» **Short task**
Copy the records below exactly as they appear.

(Stored entries)

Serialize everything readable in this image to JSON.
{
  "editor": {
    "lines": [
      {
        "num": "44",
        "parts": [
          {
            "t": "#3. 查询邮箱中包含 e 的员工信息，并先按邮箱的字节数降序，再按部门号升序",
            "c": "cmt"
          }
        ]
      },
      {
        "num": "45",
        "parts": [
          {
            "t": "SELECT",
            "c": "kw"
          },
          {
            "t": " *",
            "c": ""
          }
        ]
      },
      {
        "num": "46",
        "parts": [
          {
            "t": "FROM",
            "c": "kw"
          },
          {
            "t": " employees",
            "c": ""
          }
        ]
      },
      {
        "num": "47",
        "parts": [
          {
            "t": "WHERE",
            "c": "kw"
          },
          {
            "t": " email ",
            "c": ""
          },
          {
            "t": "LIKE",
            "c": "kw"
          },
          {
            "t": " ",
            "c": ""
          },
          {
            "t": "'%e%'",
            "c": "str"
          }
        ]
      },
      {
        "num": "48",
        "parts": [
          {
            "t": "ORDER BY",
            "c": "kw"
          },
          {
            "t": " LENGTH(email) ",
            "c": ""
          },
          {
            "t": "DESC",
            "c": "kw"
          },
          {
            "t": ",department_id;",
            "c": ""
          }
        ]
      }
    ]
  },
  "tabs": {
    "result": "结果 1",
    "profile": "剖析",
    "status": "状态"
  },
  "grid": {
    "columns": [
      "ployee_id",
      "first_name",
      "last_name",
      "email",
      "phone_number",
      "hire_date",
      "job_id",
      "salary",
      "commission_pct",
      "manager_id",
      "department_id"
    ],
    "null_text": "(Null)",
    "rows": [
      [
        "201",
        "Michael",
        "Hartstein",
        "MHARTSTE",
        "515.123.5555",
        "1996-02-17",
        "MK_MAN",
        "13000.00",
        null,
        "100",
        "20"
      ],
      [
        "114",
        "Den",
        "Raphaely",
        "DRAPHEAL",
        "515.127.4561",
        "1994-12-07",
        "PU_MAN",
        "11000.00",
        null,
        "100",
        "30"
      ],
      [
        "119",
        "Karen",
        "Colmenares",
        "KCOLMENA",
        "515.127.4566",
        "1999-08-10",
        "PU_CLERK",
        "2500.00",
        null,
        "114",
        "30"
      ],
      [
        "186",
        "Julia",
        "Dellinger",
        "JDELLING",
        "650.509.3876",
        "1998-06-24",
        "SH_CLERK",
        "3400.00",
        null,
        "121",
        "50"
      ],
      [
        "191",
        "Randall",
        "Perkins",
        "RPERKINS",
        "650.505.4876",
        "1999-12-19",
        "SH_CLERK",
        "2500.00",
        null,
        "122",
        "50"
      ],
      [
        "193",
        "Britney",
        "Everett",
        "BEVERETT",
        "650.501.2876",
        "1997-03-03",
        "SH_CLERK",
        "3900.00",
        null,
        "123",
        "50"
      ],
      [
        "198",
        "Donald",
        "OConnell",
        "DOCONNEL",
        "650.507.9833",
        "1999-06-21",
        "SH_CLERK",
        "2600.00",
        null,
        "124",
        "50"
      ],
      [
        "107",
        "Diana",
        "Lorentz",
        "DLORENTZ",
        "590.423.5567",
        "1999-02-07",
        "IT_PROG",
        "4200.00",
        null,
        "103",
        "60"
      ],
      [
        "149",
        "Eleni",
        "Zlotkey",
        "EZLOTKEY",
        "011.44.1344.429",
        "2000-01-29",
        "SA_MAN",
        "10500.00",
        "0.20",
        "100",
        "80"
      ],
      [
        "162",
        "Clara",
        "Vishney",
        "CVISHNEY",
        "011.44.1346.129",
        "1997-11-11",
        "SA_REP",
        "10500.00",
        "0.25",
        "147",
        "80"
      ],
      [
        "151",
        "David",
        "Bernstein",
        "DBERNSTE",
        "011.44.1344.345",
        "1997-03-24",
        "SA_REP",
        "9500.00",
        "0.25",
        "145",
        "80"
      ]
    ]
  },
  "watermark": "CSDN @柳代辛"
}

» **Expected output**
Serialize everything readable in this image to JSON.
{
  "editor": {
    "lines": [
      {
        "num": "44",
        "parts": [
          {
            "t": "#3. 查询邮箱中包含 e 的员工信息，并先按邮箱的字节数降序，再按部门号升序",
            "c": "cmt"
          }
        ]
      },
      {
        "num": "45",
        "parts": [
          {
            "t": "SELECT",
            "c": "kw"
          },
          {
            "t": " *",
            "c": ""
          }
        ]
      },
      {
        "num": "46",
        "parts": [
          {
            "t": "FROM",
            "c": "kw"
          },
          {
            "t": " employees",
            "c": ""
          }
        ]
      },
      {
        "num": "47",
        "parts": [
          {
            "t": "WHERE",
            "c": "kw"
          },
          {
            "t": " email ",
            "c": ""
          },
          {
            "t": "LIKE",
            "c": "kw"
          },
          {
            "t": " ",
            "c": ""
          },
          {
            "t": "'%e%'",
            "c": "str"
          }
        ]
      },
      {
        "num": "48",
        "parts": [
          {
            "t": "ORDER BY",
            "c": "kw"
          },
          {
            "t": " LENGTH(email) ",
            "c": ""
          },
          {
            "t": "DESC",
            "c": "kw"
          },
          {
            "t": ",department_id;",
            "c": ""
          }
        ]
      }
    ]
  },
  "tabs": {
    "result": "结果 1",
    "profile": "剖析",
    "status": "状态"
  },
  "grid": {
    "columns": [
      "ployee_id",
      "first_name",
      "last_name",
      "email",
      "phone_number",
      "hire_date",
      "job_id",
      "salary",
      "commission_pct",
      "manager_id",
      "department_id"
    ],
    "null_text": "(Null)",
    "rows": [
      [
        "201",
        "Michael",
        "Hartstein",
        "MHARTSTE",
        "515.123.5555",
        "1996-02-17",
        "MK_MAN",
        "13000.00",
        null,
        "100",
        "20"
      ],
      [
        "114",
        "Den",
        "Raphaely",
        "DRAPHEAL",
        "515.127.4561",
        "1994-12-07",
        "PU_MAN",
        "11000.00",
        null,
        "100",
        "30"
      ],
      [
        "119",
        "Karen",
        "Colmenares",
        "KCOLMENA",
        "515.127.4566",
        "1999-08-10",
        "PU_CLERK",
        "2500.00",
        null,
        "114",
        "30"
      ],
      [
        "186",
        "Julia",
        "Dellinger",
        "JDELLING",
        "650.509.3876",
        "1998-06-24",
        "SH_CLERK",
        "3400.00",
        null,
        "121",
        "50"
      ],
      [
        "191",
        "Randall",
        "Perkins",
        "RPERKINS",
        "650.505.4876",
        "1999-12-19",
        "SH_CLERK",
        "2500.00",
        null,
        "122",
        "50"
      ],
      [
        "193",
        "Britney",
        "Everett",
        "BEVERETT",
        "650.501.2876",
        "1997-03-03",
        "SH_CLERK",
        "3900.00",
        null,
        "123",
        "50"
      ],
      [
        "198",
        "Donald",
        "OConnell",
        "DOCONNEL",
        "650.507.9833",
        "1999-06-21",
        "SH_CLERK",
        "2600.00",
        null,
        "124",
        "50"
      ],
      [
        "107",
        "Diana",
        "Lorentz",
        "DLORENTZ",
        "590.423.5567",
        "1999-02-07",
        "IT_PROG",
        "4200.00",
        null,
        "103",
        "60"
      ],
      [
        "149",
        "Eleni",
        "Zlotkey",
        "EZLOTKEY",
        "011.44.1344.429",
        "2000-01-29",
        "SA_MAN",
        "10500.00",
        "0.20",
        "100",
        "80"
      ],
      [
        "162",
        "Clara",
        "Vishney",
        "CVISHNEY",
        "011.44.1346.129",
        "1997-11-11",
        "SA_REP",
        "10500.00",
        "0.25",
        "147",
        "80"
      ],
      [
        "151",
        "David",
        "Bernstein",
        "DBERNSTE",
        "011.44.1344.345",
        "1997-03-24",
        "SA_REP",
        "9500.00",
        "0.25",
        "145",
        "80"
      ]
    ]
  },
  "watermark": "CSDN @柳代辛"
}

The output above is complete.